Do this:
Skip the pictures and quote all of the lines exactly.
--- begin ---
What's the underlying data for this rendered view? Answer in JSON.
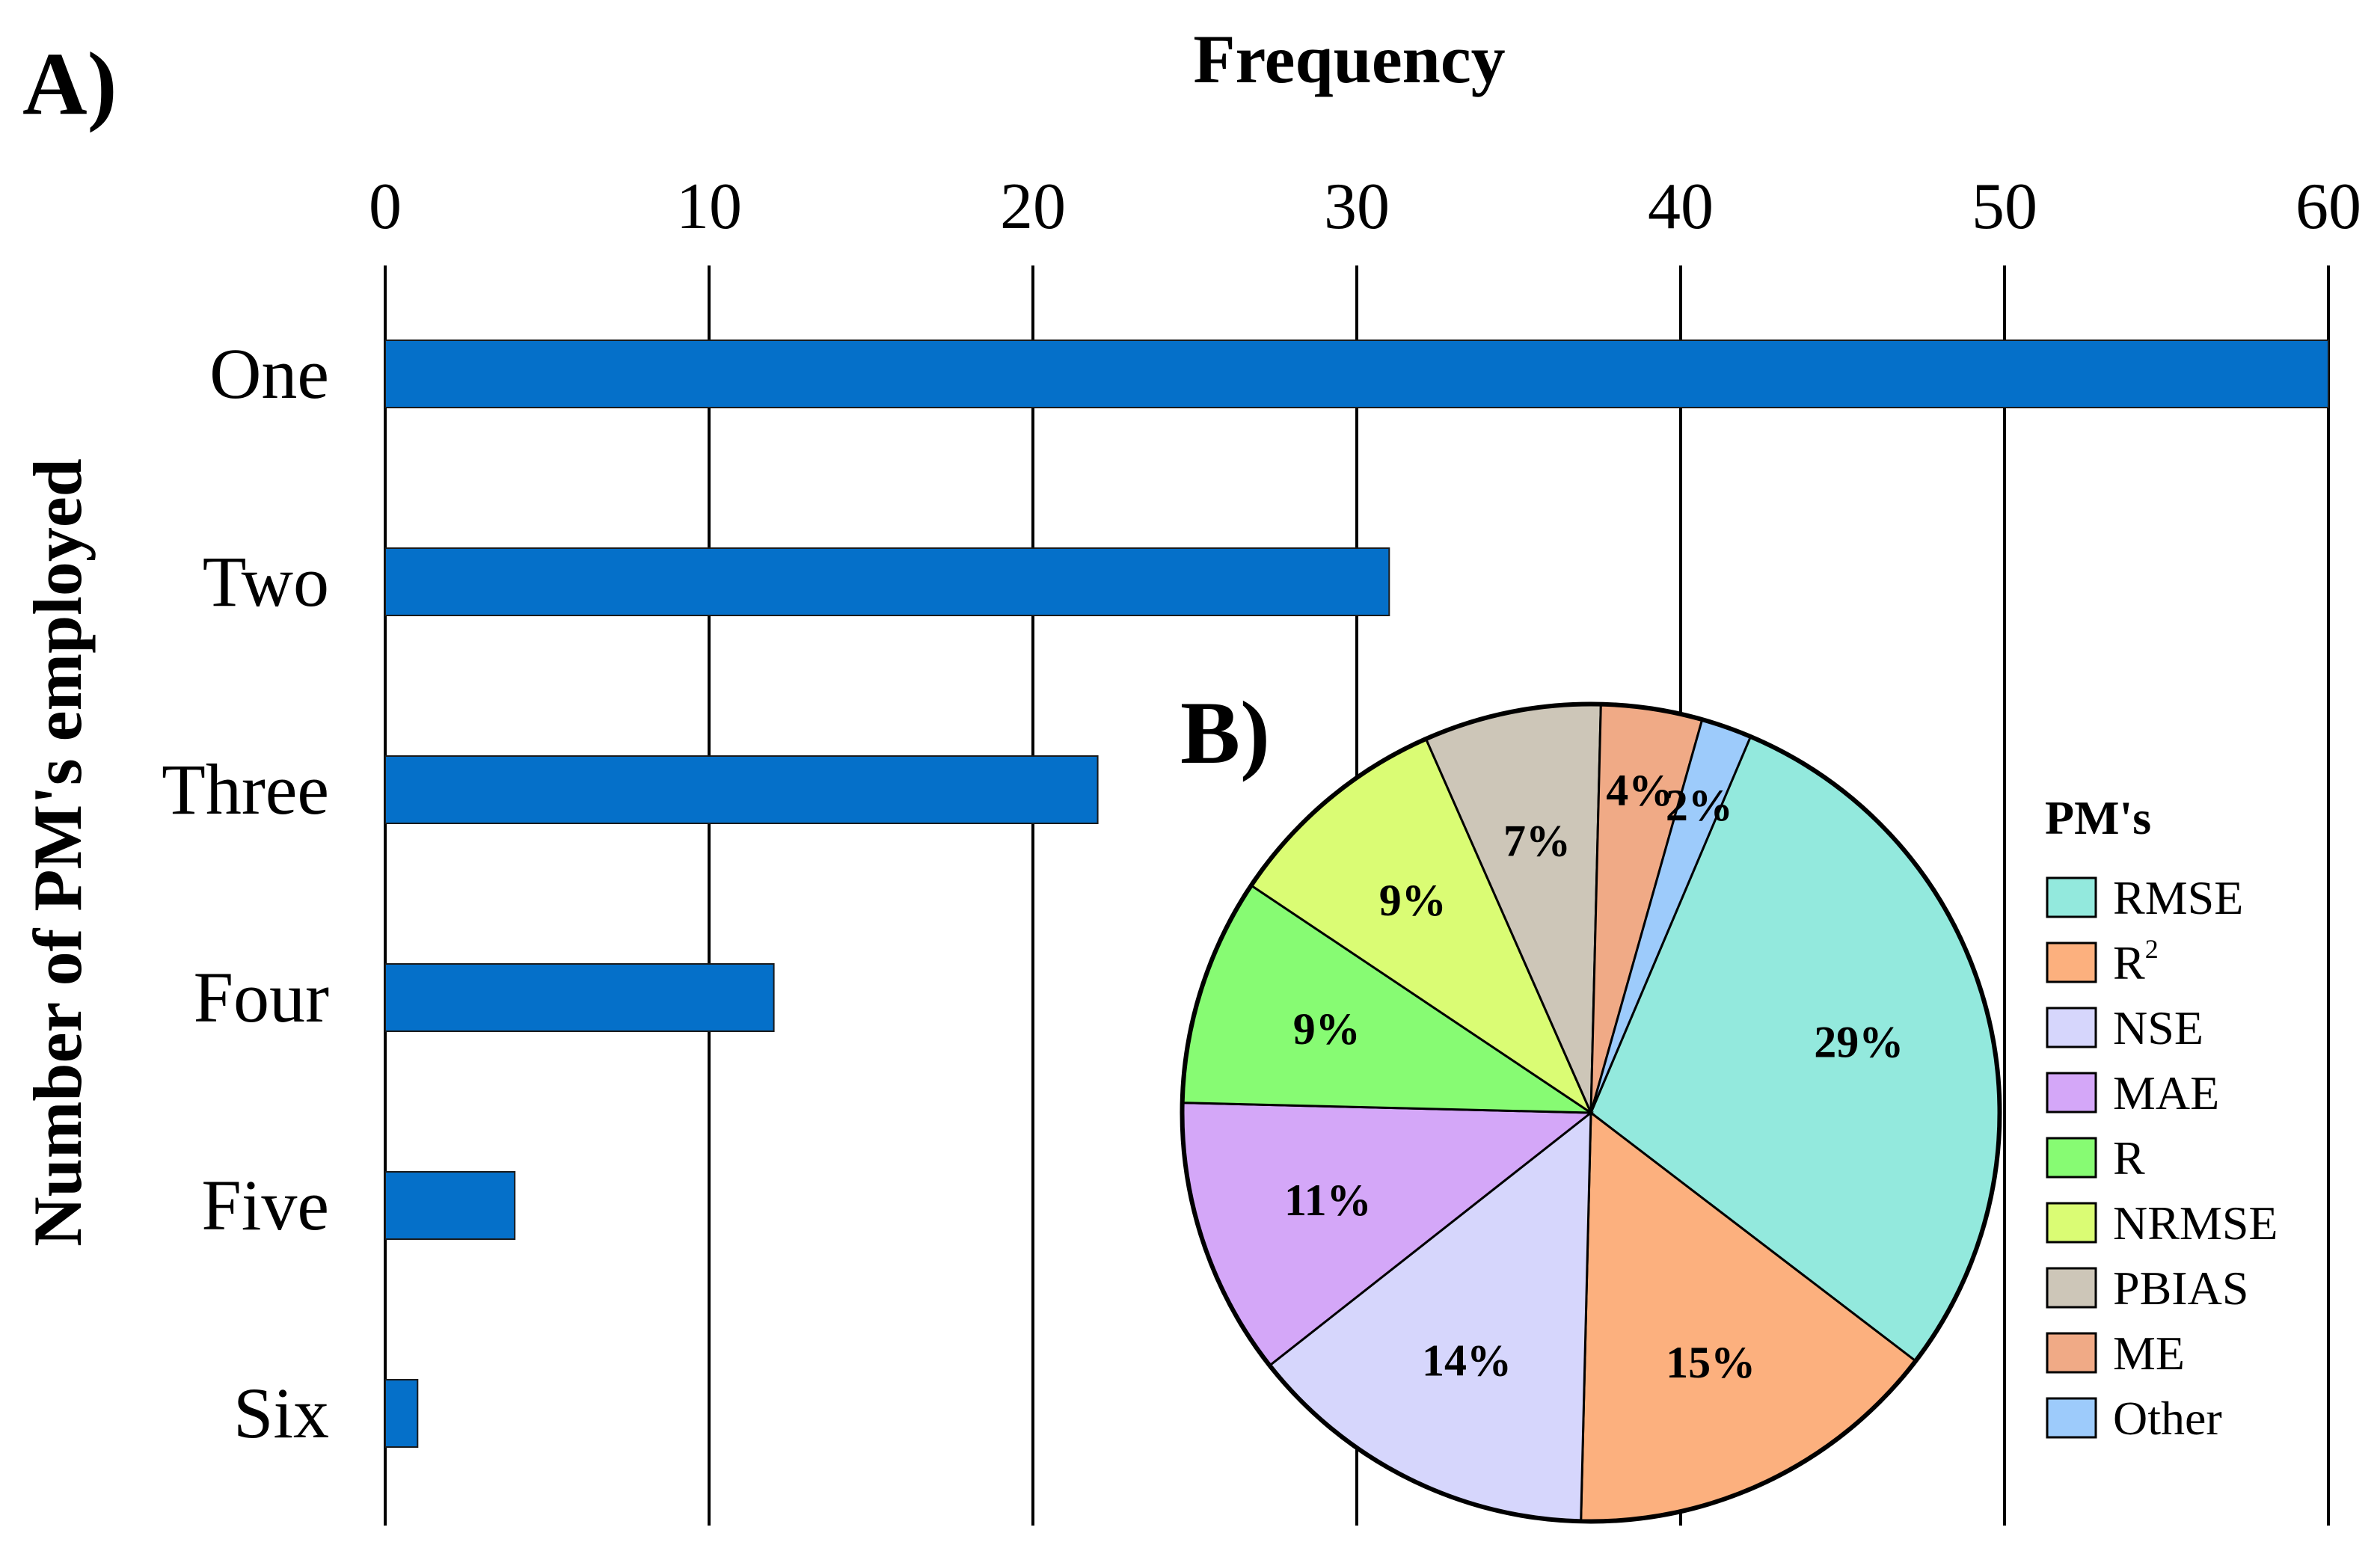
{
  "chart_data": [
    {
      "type": "bar",
      "orientation": "horizontal",
      "panel_label": "A)",
      "title": "",
      "xlabel": "Frequency",
      "ylabel": "Number of PM's employed",
      "xlim": [
        0,
        60
      ],
      "xticks": [
        0,
        10,
        20,
        30,
        40,
        50,
        60
      ],
      "grid": "vertical",
      "categories": [
        "One",
        "Two",
        "Three",
        "Four",
        "Five",
        "Six"
      ],
      "values": [
        60,
        31,
        22,
        12,
        4,
        1
      ],
      "color": "#0570C9"
    },
    {
      "type": "pie",
      "panel_label": "B)",
      "legend_title": "PM's",
      "legend_position": "right",
      "labels": [
        "RMSE",
        "R",
        "NSE",
        "MAE",
        "R",
        "NRMSE",
        "PBIAS",
        "ME",
        "Other"
      ],
      "label_superscripts": [
        "",
        "2",
        "",
        "",
        "",
        "",
        "",
        "",
        ""
      ],
      "values": [
        29,
        15,
        14,
        11,
        9,
        9,
        7,
        4,
        2
      ],
      "value_labels": [
        "29%",
        "15%",
        "14%",
        "11%",
        "9%",
        "9%",
        "7%",
        "4%",
        "2%"
      ],
      "colors": [
        "#93E9DD",
        "#FCB07E",
        "#D6D6FC",
        "#D4A7F8",
        "#87FB73",
        "#DAFC74",
        "#CDC6B8",
        "#F0AA86",
        "#9DCBFB"
      ]
    }
  ]
}
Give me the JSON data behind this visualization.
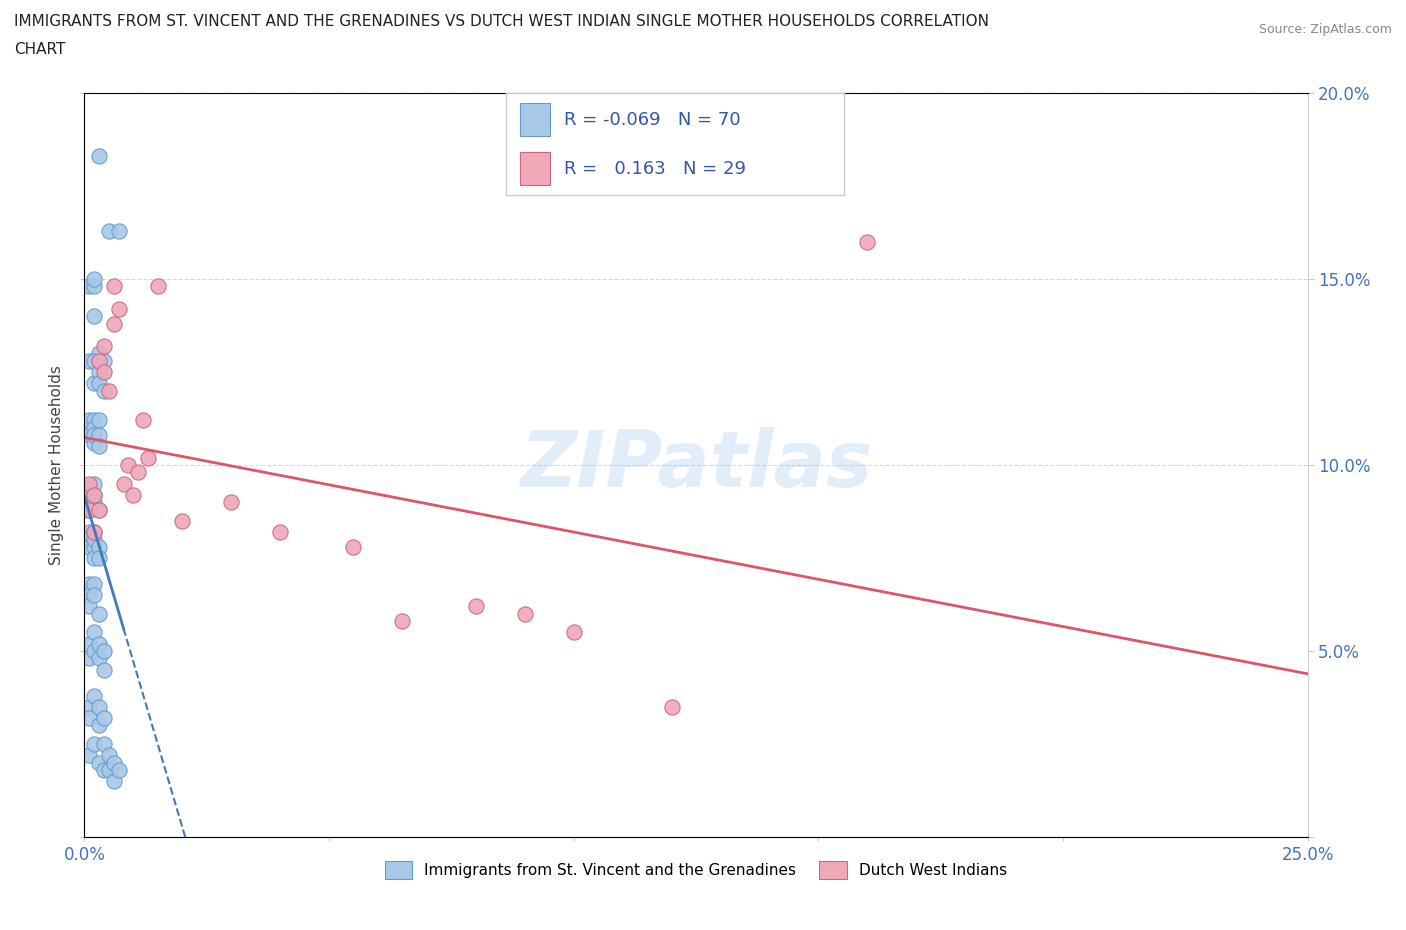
--- end ---
Exercise solution:
What's the underlying data for this rendered view? Answer in JSON.
{
  "chart_data": [
    {
      "type": "bar",
      "orientation": "horizontal",
      "panel_label": "A)",
      "title": "",
      "xlabel": "Frequency",
      "ylabel": "Number of PM's employed",
      "xlim": [
        0,
        60
      ],
      "xticks": [
        0,
        10,
        20,
        30,
        40,
        50,
        60
      ],
      "grid": "vertical",
      "categories": [
        "One",
        "Two",
        "Three",
        "Four",
        "Five",
        "Six"
      ],
      "values": [
        60,
        31,
        22,
        12,
        4,
        1
      ],
      "color": "#0570C9"
    },
    {
      "type": "pie",
      "panel_label": "B)",
      "legend_title": "PM's",
      "legend_position": "right",
      "labels": [
        "RMSE",
        "R",
        "NSE",
        "MAE",
        "R",
        "NRMSE",
        "PBIAS",
        "ME",
        "Other"
      ],
      "label_superscripts": [
        "",
        "2",
        "",
        "",
        "",
        "",
        "",
        "",
        ""
      ],
      "values": [
        29,
        15,
        14,
        11,
        9,
        9,
        7,
        4,
        2
      ],
      "value_labels": [
        "29%",
        "15%",
        "14%",
        "11%",
        "9%",
        "9%",
        "7%",
        "4%",
        "2%"
      ],
      "colors": [
        "#93E9DD",
        "#FCB07E",
        "#D6D6FC",
        "#D4A7F8",
        "#87FB73",
        "#DAFC74",
        "#CDC6B8",
        "#F0AA86",
        "#9DCBFB"
      ]
    }
  ]
}
Give me the JSON data behind this visualization.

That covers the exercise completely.